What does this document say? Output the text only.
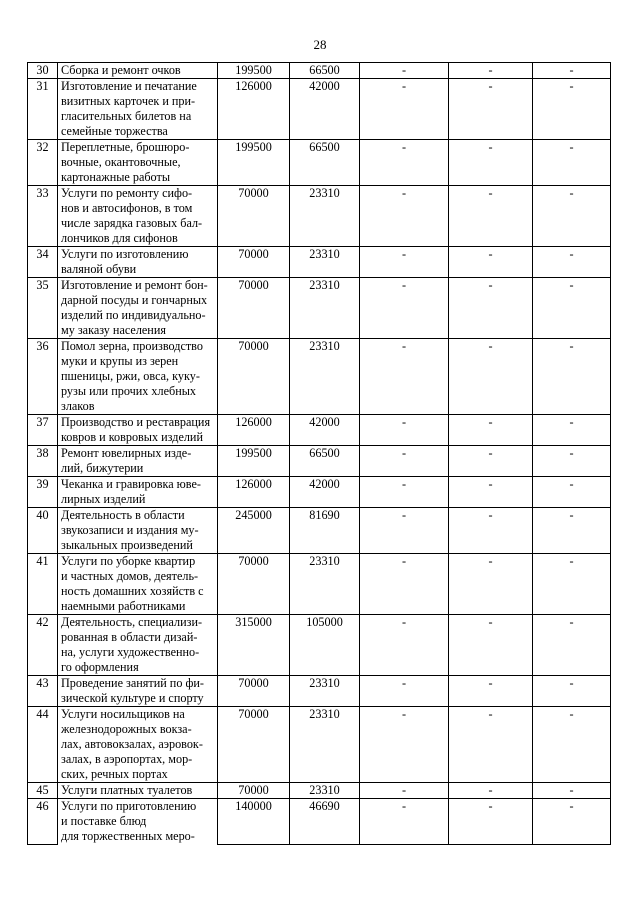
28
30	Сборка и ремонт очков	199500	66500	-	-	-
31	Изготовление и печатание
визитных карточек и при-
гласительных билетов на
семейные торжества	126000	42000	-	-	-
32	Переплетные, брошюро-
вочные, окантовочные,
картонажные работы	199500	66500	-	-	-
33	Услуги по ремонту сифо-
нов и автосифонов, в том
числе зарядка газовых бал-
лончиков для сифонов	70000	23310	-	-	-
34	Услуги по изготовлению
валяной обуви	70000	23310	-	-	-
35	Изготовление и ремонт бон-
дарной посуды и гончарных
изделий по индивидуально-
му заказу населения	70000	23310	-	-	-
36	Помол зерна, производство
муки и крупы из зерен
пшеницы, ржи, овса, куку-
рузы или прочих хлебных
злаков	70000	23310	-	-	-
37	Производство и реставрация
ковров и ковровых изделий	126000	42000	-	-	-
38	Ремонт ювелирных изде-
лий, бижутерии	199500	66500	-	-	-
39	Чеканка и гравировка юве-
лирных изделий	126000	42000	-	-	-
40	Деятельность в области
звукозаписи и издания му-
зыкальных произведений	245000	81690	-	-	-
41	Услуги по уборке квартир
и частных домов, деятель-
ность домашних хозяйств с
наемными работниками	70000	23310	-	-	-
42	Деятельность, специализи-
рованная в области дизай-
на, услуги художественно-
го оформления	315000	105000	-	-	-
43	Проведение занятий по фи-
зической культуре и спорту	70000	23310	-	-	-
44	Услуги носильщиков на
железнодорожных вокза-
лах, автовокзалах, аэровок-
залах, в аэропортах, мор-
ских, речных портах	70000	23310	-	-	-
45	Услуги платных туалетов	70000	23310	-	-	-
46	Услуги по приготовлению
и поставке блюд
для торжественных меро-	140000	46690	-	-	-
= = = =
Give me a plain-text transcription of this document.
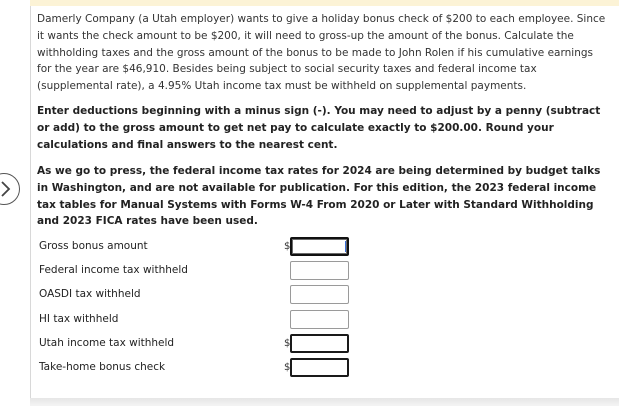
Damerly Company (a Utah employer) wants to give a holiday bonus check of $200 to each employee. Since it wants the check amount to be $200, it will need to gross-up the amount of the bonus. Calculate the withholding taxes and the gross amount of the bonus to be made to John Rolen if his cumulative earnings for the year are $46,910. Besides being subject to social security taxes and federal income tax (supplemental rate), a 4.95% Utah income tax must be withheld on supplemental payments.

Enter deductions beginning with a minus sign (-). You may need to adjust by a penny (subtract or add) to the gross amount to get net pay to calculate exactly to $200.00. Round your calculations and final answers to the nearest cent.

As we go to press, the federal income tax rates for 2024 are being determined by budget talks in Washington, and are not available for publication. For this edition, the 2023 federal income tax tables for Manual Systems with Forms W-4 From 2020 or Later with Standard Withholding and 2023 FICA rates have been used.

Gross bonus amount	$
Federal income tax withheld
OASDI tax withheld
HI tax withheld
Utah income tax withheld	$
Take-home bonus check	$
= = = =
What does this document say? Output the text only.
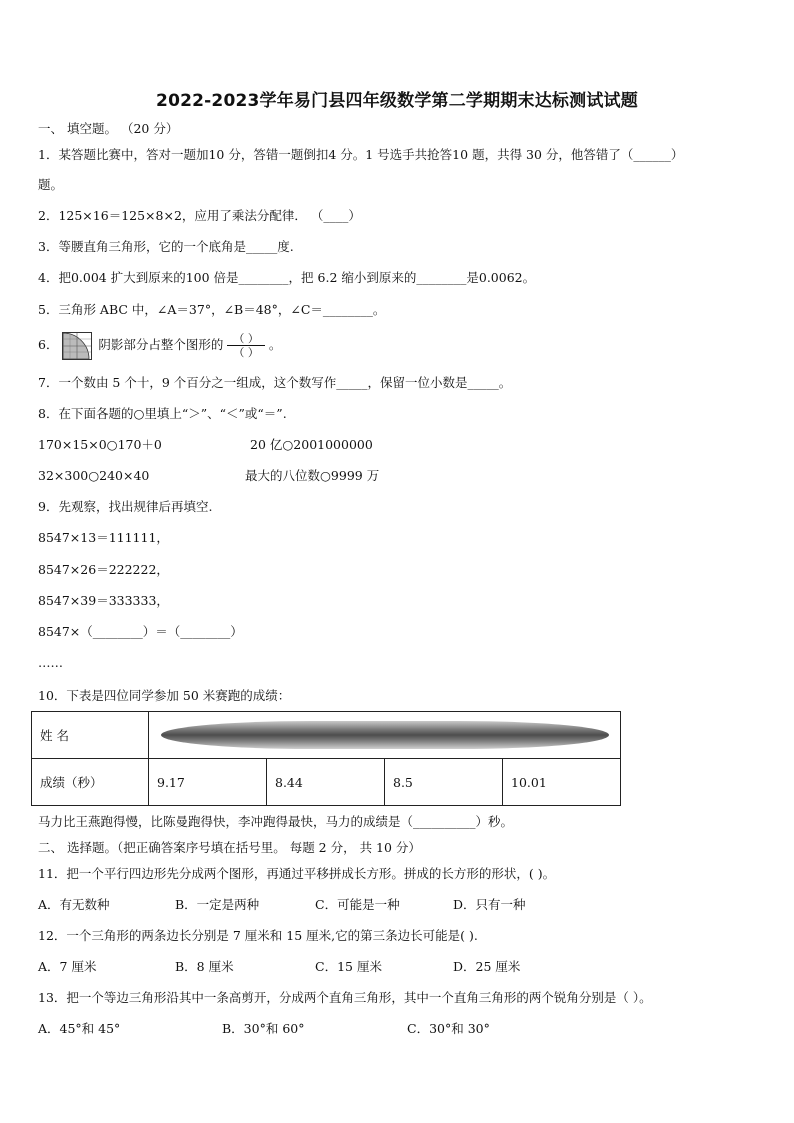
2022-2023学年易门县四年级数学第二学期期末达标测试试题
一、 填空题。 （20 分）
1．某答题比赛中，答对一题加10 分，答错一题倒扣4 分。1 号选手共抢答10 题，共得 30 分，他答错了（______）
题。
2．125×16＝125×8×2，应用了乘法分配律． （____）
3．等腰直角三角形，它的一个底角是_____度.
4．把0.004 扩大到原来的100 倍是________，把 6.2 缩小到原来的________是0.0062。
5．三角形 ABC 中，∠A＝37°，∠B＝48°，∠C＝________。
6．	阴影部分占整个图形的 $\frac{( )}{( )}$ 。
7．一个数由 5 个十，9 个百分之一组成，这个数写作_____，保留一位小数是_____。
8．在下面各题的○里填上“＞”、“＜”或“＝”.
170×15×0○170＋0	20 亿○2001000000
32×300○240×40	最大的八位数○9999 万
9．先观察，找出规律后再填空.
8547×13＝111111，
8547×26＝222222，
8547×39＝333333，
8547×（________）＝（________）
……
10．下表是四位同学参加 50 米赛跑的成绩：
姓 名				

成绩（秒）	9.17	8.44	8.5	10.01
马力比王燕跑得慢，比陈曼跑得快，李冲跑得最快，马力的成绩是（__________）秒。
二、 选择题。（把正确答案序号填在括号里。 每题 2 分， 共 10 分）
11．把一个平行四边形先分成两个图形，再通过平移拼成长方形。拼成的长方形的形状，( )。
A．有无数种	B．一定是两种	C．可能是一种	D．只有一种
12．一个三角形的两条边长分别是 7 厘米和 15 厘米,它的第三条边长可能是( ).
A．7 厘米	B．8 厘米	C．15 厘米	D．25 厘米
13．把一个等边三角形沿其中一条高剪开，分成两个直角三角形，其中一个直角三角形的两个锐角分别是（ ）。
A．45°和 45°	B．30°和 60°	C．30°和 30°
= = = =
§ **The request**:
Gather each line of the listing that holds the string "Деятельность".

§ **Reply**:
40	Деятельность в области
42	Деятельность, специализи-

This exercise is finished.